__What you will do__:
In the entries, take the part that opens with the line containing "What elements are" and closes with the line containing "tradingview-app-icon[interactable] [285,706,323,740]", and rewrite it with "time-axis-label" changed to "x-axis-label" and everything else left unchanged.

==================================================

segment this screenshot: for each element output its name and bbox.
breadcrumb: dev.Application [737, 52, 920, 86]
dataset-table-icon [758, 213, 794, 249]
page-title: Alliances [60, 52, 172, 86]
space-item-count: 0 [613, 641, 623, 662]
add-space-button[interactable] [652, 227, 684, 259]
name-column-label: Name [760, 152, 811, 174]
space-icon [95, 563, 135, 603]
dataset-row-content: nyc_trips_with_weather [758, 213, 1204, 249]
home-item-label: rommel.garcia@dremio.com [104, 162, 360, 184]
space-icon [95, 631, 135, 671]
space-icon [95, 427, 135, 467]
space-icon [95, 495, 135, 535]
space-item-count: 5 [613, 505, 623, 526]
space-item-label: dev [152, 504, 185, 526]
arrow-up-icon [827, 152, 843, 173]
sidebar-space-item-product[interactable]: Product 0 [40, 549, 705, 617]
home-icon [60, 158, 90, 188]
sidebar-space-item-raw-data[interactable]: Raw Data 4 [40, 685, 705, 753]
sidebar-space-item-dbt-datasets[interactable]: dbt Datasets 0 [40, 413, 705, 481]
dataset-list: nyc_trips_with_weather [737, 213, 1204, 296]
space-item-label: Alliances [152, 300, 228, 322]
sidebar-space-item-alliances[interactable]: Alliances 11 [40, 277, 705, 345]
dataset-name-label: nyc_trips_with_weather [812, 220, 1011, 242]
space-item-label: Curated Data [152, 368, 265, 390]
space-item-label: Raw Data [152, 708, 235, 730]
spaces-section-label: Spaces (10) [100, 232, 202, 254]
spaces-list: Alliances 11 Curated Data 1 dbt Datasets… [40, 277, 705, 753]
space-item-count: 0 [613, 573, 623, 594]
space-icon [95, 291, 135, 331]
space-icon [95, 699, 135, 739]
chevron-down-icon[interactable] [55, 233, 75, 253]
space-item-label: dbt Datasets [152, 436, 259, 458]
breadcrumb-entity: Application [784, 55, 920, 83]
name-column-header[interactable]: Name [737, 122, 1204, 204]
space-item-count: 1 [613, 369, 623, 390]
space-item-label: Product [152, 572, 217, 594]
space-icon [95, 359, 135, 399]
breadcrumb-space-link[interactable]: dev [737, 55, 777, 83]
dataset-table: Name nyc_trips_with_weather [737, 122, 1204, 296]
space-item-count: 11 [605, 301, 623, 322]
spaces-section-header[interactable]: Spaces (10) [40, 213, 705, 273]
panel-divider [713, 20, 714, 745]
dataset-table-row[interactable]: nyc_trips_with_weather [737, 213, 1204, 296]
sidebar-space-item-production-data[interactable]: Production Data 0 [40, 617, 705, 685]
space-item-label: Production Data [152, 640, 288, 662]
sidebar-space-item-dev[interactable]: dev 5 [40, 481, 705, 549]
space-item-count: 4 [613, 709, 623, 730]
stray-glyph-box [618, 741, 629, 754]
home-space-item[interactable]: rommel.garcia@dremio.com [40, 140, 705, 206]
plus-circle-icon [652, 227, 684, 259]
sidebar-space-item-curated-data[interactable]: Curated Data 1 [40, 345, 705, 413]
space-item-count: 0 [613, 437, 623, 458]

==================================================

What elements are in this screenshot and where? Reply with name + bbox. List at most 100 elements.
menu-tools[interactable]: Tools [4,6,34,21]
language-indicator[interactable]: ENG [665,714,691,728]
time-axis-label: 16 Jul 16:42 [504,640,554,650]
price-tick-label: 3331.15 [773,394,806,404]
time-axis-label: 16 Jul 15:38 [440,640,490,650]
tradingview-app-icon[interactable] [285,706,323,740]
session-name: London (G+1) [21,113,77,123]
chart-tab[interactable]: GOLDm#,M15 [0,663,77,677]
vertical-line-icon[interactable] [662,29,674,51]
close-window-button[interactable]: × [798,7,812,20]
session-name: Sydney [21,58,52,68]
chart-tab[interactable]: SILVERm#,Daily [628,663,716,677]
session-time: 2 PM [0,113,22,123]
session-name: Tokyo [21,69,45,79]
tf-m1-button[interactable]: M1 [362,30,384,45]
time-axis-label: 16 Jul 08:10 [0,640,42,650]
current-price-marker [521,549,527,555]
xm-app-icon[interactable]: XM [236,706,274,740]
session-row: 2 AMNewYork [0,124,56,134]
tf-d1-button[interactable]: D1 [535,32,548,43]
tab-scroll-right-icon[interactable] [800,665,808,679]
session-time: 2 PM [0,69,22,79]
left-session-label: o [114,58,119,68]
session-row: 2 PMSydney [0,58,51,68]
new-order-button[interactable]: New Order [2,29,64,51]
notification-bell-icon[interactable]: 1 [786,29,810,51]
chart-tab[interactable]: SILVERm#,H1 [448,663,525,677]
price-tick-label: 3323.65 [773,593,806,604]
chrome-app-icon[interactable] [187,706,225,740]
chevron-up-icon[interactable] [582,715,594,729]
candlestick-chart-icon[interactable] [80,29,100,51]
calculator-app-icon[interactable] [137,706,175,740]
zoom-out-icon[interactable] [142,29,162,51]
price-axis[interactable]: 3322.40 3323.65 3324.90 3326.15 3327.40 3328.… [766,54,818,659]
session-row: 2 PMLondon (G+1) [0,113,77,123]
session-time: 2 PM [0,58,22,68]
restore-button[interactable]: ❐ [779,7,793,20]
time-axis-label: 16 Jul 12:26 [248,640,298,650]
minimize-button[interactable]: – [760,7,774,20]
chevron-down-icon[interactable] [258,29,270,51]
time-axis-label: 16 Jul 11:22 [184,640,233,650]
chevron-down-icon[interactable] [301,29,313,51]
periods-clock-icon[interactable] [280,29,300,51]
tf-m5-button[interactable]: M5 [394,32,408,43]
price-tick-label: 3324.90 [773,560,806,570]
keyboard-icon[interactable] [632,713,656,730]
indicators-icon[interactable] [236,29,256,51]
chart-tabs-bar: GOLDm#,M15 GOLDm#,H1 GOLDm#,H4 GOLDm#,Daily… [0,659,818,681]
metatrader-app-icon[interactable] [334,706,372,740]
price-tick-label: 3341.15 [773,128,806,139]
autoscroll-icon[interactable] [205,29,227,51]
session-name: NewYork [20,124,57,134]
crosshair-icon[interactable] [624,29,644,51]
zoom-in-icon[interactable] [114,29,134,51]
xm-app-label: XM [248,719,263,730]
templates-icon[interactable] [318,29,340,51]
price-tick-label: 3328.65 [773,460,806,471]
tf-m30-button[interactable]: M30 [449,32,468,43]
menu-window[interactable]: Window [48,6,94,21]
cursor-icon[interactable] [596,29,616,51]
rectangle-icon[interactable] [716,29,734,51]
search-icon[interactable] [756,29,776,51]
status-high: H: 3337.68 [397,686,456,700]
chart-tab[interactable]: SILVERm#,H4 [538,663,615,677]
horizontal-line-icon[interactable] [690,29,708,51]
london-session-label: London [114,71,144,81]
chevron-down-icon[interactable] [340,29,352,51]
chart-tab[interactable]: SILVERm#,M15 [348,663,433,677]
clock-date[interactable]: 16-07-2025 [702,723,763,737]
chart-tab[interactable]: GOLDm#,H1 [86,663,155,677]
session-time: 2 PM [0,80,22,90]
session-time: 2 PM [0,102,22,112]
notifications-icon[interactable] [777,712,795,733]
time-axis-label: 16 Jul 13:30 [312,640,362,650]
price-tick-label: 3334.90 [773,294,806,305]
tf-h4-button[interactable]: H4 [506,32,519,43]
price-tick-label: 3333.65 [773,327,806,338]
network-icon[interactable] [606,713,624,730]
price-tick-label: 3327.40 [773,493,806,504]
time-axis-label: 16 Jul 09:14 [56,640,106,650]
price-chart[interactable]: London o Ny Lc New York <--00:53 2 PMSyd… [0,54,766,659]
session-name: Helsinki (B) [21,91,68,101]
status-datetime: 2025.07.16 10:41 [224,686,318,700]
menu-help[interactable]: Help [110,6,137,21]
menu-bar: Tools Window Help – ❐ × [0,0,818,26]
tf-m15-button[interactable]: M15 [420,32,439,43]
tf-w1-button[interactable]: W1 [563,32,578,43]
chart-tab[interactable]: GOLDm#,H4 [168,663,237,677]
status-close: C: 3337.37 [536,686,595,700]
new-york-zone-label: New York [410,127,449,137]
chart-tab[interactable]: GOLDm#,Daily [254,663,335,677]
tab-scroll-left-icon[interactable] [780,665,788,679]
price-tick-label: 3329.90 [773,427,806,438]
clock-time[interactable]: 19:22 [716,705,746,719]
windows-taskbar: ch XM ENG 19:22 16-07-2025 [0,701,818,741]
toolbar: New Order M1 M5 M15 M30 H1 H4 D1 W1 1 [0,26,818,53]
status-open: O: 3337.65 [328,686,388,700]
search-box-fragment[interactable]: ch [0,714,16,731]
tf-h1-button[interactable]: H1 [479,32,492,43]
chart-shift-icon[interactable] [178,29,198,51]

==================================================

__Result for this task__:
What elements are in this screenshot and where? Reply with name + bbox. List at most 100 elements.
menu-tools[interactable]: Tools [4,6,34,21]
language-indicator[interactable]: ENG [665,714,691,728]
x-axis-label: 16 Jul 16:42 [504,640,554,650]
price-tick-label: 3331.15 [773,394,806,404]
x-axis-label: 16 Jul 15:38 [440,640,490,650]
tradingview-app-icon[interactable] [285,706,323,740]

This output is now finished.